>> START

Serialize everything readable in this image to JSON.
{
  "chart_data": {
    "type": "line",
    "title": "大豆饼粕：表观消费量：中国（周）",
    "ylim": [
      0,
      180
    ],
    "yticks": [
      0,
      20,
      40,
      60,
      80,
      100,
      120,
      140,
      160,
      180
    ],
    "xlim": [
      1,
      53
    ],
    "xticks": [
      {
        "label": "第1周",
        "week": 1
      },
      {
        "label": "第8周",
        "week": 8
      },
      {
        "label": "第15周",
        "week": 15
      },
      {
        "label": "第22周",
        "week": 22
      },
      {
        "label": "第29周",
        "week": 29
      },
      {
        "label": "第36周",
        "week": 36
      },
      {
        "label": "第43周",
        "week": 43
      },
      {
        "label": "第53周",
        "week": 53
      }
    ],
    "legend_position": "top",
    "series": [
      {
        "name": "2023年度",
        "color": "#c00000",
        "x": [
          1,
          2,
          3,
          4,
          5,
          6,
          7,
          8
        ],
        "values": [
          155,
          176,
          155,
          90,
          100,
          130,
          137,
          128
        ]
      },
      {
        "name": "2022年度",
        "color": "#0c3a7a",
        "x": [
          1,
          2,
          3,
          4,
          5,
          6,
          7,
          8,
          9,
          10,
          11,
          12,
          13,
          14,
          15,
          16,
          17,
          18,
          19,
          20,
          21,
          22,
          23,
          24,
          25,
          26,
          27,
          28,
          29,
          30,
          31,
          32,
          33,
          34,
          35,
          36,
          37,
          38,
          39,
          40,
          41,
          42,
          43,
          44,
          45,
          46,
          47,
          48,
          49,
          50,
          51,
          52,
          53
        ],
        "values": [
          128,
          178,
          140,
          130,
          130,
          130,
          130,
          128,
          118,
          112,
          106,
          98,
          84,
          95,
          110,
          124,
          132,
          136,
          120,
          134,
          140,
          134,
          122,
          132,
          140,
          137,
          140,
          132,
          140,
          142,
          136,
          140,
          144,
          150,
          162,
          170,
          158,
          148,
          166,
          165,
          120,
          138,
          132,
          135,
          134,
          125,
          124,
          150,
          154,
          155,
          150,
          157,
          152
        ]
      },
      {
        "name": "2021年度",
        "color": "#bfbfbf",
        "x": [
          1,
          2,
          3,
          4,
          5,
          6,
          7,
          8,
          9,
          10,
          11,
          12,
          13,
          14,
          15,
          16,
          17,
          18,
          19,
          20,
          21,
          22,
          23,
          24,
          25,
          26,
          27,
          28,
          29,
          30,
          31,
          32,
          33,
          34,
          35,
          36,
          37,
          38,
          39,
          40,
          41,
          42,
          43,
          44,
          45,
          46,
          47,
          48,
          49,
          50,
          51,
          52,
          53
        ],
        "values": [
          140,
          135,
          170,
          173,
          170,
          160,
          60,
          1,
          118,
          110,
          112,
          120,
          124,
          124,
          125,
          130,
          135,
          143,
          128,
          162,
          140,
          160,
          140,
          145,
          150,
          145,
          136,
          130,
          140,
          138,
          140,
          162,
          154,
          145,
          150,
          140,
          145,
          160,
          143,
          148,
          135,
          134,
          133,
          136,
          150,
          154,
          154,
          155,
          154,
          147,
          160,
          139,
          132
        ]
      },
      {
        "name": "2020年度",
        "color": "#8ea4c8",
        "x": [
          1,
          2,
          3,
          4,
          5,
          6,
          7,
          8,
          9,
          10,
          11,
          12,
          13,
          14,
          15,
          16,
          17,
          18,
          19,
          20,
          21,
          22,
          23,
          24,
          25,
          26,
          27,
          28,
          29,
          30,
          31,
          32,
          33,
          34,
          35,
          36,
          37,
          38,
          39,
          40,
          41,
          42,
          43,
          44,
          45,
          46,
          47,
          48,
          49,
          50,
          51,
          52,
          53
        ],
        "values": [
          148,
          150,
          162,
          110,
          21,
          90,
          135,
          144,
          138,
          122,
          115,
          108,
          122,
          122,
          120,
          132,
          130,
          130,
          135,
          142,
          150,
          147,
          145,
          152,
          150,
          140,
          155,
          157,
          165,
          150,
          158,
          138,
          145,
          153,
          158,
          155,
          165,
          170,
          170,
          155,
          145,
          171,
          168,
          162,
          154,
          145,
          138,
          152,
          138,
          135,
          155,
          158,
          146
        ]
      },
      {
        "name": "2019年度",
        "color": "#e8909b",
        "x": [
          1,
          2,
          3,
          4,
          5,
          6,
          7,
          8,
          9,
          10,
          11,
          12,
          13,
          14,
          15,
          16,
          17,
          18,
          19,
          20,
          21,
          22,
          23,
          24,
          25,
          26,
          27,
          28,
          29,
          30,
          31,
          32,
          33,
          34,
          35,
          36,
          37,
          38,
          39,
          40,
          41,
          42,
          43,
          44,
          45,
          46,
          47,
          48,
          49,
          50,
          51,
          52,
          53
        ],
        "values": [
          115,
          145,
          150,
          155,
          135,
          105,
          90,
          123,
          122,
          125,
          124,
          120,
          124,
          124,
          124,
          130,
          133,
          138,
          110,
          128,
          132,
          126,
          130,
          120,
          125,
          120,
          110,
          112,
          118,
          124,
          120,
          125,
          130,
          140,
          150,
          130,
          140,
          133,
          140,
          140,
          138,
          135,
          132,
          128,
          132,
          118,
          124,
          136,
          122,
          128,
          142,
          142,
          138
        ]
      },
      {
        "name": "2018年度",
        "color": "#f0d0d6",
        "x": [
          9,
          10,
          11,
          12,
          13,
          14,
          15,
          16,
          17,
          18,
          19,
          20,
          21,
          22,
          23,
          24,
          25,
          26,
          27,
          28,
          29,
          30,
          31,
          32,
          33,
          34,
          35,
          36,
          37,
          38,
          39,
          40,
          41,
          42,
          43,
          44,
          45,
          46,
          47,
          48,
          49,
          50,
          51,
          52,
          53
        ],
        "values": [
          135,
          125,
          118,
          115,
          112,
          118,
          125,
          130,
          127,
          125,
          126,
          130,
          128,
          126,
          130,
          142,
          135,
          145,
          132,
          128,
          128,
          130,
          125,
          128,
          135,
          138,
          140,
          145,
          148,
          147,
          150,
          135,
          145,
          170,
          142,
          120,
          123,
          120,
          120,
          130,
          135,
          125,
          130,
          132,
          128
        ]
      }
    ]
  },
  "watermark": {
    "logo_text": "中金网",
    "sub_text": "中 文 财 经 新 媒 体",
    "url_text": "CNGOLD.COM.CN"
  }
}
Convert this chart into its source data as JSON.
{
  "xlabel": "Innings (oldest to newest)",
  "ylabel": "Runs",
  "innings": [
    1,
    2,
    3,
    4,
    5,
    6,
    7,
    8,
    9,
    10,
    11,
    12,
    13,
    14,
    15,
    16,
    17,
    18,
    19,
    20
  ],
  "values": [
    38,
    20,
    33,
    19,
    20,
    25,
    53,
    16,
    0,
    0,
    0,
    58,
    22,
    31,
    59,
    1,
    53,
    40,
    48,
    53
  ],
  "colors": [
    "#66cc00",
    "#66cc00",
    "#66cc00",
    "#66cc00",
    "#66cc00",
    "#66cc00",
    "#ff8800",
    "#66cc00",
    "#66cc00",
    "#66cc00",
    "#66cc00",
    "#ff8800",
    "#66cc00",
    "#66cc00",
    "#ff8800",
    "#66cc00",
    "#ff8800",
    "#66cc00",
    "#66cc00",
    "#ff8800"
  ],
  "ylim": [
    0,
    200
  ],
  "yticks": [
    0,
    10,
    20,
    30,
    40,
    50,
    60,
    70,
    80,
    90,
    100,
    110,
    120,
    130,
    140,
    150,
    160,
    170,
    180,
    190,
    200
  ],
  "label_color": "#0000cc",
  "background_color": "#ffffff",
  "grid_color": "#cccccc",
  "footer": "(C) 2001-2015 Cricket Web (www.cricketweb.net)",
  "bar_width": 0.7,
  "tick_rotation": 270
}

>> END

What you will do:
From the records above, extract every line exactly as it stands.

Task response:
Serialize everything readable in this image to JSON.
{
  "chart_data": {
    "type": "line",
    "title": "大豆饼粕：表观消费量：中国（周）",
    "ylim": [
      0,
      180
    ],
    "yticks": [
      0,
      20,
      40,
      60,
      80,
      100,
      120,
      140,
      160,
      180
    ],
    "xlim": [
      1,
      53
    ],
    "xticks": [
      {
        "label": "第1周",
        "week": 1
      },
      {
        "label": "第8周",
        "week": 8
      },
      {
        "label": "第15周",
        "week": 15
      },
      {
        "label": "第22周",
        "week": 22
      },
      {
        "label": "第29周",
        "week": 29
      },
      {
        "label": "第36周",
        "week": 36
      },
      {
        "label": "第43周",
        "week": 43
      },
      {
        "label": "第53周",
        "week": 53
      }
    ],
    "legend_position": "top",
    "series": [
      {
        "name": "2023年度",
        "color": "#c00000",
        "x": [
          1,
          2,
          3,
          4,
          5,
          6,
          7,
          8
        ],
        "values": [
          155,
          176,
          155,
          90,
          100,
          130,
          137,
          128
        ]
      },
      {
        "name": "2022年度",
        "color": "#0c3a7a",
        "x": [
          1,
          2,
          3,
          4,
          5,
          6,
          7,
          8,
          9,
          10,
          11,
          12,
          13,
          14,
          15,
          16,
          17,
          18,
          19,
          20,
          21,
          22,
          23,
          24,
          25,
          26,
          27,
          28,
          29,
          30,
          31,
          32,
          33,
          34,
          35,
          36,
          37,
          38,
          39,
          40,
          41,
          42,
          43,
          44,
          45,
          46,
          47,
          48,
          49,
          50,
          51,
          52,
          53
        ],
        "values": [
          128,
          178,
          140,
          130,
          130,
          130,
          130,
          128,
          118,
          112,
          106,
          98,
          84,
          95,
          110,
          124,
          132,
          136,
          120,
          134,
          140,
          134,
          122,
          132,
          140,
          137,
          140,
          132,
          140,
          142,
          136,
          140,
          144,
          150,
          162,
          170,
          158,
          148,
          166,
          165,
          120,
          138,
          132,
          135,
          134,
          125,
          124,
          150,
          154,
          155,
          150,
          157,
          152
        ]
      },
      {
        "name": "2021年度",
        "color": "#bfbfbf",
        "x": [
          1,
          2,
          3,
          4,
          5,
          6,
          7,
          8,
          9,
          10,
          11,
          12,
          13,
          14,
          15,
          16,
          17,
          18,
          19,
          20,
          21,
          22,
          23,
          24,
          25,
          26,
          27,
          28,
          29,
          30,
          31,
          32,
          33,
          34,
          35,
          36,
          37,
          38,
          39,
          40,
          41,
          42,
          43,
          44,
          45,
          46,
          47,
          48,
          49,
          50,
          51,
          52,
          53
        ],
        "values": [
          140,
          135,
          170,
          173,
          170,
          160,
          60,
          1,
          118,
          110,
          112,
          120,
          124,
          124,
          125,
          130,
          135,
          143,
          128,
          162,
          140,
          160,
          140,
          145,
          150,
          145,
          136,
          130,
          140,
          138,
          140,
          162,
          154,
          145,
          150,
          140,
          145,
          160,
          143,
          148,
          135,
          134,
          133,
          136,
          150,
          154,
          154,
          155,
          154,
          147,
          160,
          139,
          132
        ]
      },
      {
        "name": "2020年度",
        "color": "#8ea4c8",
        "x": [
          1,
          2,
          3,
          4,
          5,
          6,
          7,
          8,
          9,
          10,
          11,
          12,
          13,
          14,
          15,
          16,
          17,
          18,
          19,
          20,
          21,
          22,
          23,
          24,
          25,
          26,
          27,
          28,
          29,
          30,
          31,
          32,
          33,
          34,
          35,
          36,
          37,
          38,
          39,
          40,
          41,
          42,
          43,
          44,
          45,
          46,
          47,
          48,
          49,
          50,
          51,
          52,
          53
        ],
        "values": [
          148,
          150,
          162,
          110,
          21,
          90,
          135,
          144,
          138,
          122,
          115,
          108,
          122,
          122,
          120,
          132,
          130,
          130,
          135,
          142,
          150,
          147,
          145,
          152,
          150,
          140,
          155,
          157,
          165,
          150,
          158,
          138,
          145,
          153,
          158,
          155,
          165,
          170,
          170,
          155,
          145,
          171,
          168,
          162,
          154,
          145,
          138,
          152,
          138,
          135,
          155,
          158,
          146
        ]
      },
      {
        "name": "2019年度",
        "color": "#e8909b",
        "x": [
          1,
          2,
          3,
          4,
          5,
          6,
          7,
          8,
          9,
          10,
          11,
          12,
          13,
          14,
          15,
          16,
          17,
          18,
          19,
          20,
          21,
          22,
          23,
          24,
          25,
          26,
          27,
          28,
          29,
          30,
          31,
          32,
          33,
          34,
          35,
          36,
          37,
          38,
          39,
          40,
          41,
          42,
          43,
          44,
          45,
          46,
          47,
          48,
          49,
          50,
          51,
          52,
          53
        ],
        "values": [
          115,
          145,
          150,
          155,
          135,
          105,
          90,
          123,
          122,
          125,
          124,
          120,
          124,
          124,
          124,
          130,
          133,
          138,
          110,
          128,
          132,
          126,
          130,
          120,
          125,
          120,
          110,
          112,
          118,
          124,
          120,
          125,
          130,
          140,
          150,
          130,
          140,
          133,
          140,
          140,
          138,
          135,
          132,
          128,
          132,
          118,
          124,
          136,
          122,
          128,
          142,
          142,
          138
        ]
      },
      {
        "name": "2018年度",
        "color": "#f0d0d6",
        "x": [
          9,
          10,
          11,
          12,
          13,
          14,
          15,
          16,
          17,
          18,
          19,
          20,
          21,
          22,
          23,
          24,
          25,
          26,
          27,
          28,
          29,
          30,
          31,
          32,
          33,
          34,
          35,
          36,
          37,
          38,
          39,
          40,
          41,
          42,
          43,
          44,
          45,
          46,
          47,
          48,
          49,
          50,
          51,
          52,
          53
        ],
        "values": [
          135,
          125,
          118,
          115,
          112,
          118,
          125,
          130,
          127,
          125,
          126,
          130,
          128,
          126,
          130,
          142,
          135,
          145,
          132,
          128,
          128,
          130,
          125,
          128,
          135,
          138,
          140,
          145,
          148,
          147,
          150,
          135,
          145,
          170,
          142,
          120,
          123,
          120,
          120,
          130,
          135,
          125,
          130,
          132,
          128
        ]
      }
    ]
  },
  "watermark": {
    "logo_text": "中金网",
    "sub_text": "中 文 财 经 新 媒 体",
    "url_text": "CNGOLD.COM.CN"
  }
}
Convert this chart into its source data as JSON.
{
  "xlabel": "Innings (oldest to newest)",
  "ylabel": "Runs",
  "innings": [
    1,
    2,
    3,
    4,
    5,
    6,
    7,
    8,
    9,
    10,
    11,
    12,
    13,
    14,
    15,
    16,
    17,
    18,
    19,
    20
  ],
  "values": [
    38,
    20,
    33,
    19,
    20,
    25,
    53,
    16,
    0,
    0,
    0,
    58,
    22,
    31,
    59,
    1,
    53,
    40,
    48,
    53
  ],
  "colors": [
    "#66cc00",
    "#66cc00",
    "#66cc00",
    "#66cc00",
    "#66cc00",
    "#66cc00",
    "#ff8800",
    "#66cc00",
    "#66cc00",
    "#66cc00",
    "#66cc00",
    "#ff8800",
    "#66cc00",
    "#66cc00",
    "#ff8800",
    "#66cc00",
    "#ff8800",
    "#66cc00",
    "#66cc00",
    "#ff8800"
  ],
  "ylim": [
    0,
    200
  ],
  "yticks": [
    0,
    10,
    20,
    30,
    40,
    50,
    60,
    70,
    80,
    90,
    100,
    110,
    120,
    130,
    140,
    150,
    160,
    170,
    180,
    190,
    200
  ],
  "label_color": "#0000cc",
  "background_color": "#ffffff",
  "grid_color": "#cccccc",
  "footer": "(C) 2001-2015 Cricket Web (www.cricketweb.net)",
  "bar_width": 0.7,
  "tick_rotation": 270
}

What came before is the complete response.